Stated exercise
Among the entries that follow, tally the lines with the string "ARACELI". Give no more than the number.

___ Dataset

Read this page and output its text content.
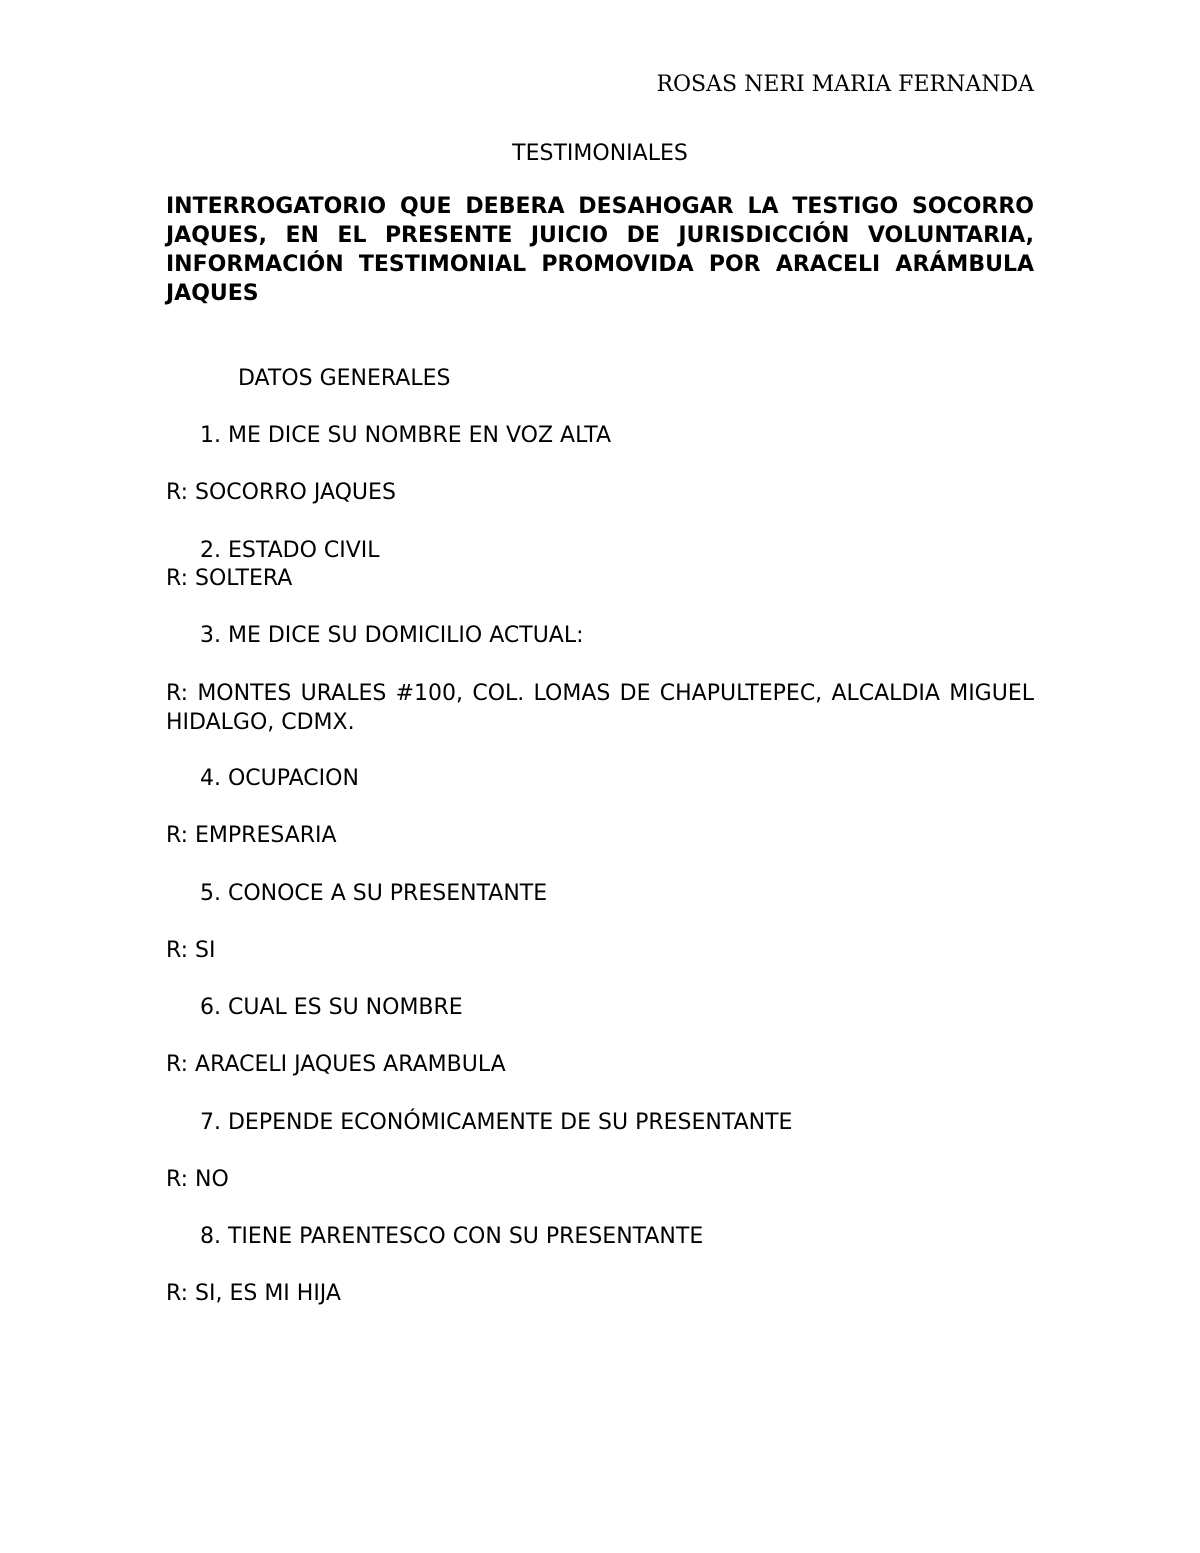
ROSAS NERI MARIA FERNANDA
TESTIMONIALES
INTERROGATORIO QUE DEBERA DESAHOGAR LA TESTIGO SOCORRO JAQUES, EN EL PRESENTE JUICIO DE JURISDICCIÓN VOLUNTARIA, INFORMACIÓN TESTIMONIAL PROMOVIDA POR ARACELI ARÁMBULA JAQUES
DATOS GENERALES
1. ME DICE SU NOMBRE EN VOZ ALTA
R: SOCORRO JAQUES
2. ESTADO CIVIL
R: SOLTERA
3. ME DICE SU DOMICILIO ACTUAL:
R: MONTES URALES #100, COL. LOMAS DE CHAPULTEPEC, ALCALDIA MIGUEL HIDALGO, CDMX.
4. OCUPACION
R: EMPRESARIA
5. CONOCE A SU PRESENTANTE
R: SI
6. CUAL ES SU NOMBRE
R: ARACELI JAQUES ARAMBULA
7. DEPENDE ECONÓMICAMENTE DE SU PRESENTANTE
R: NO
8. TIENE PARENTESCO CON SU PRESENTANTE
R: SI, ES MI HIJA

______

Answer for the task
2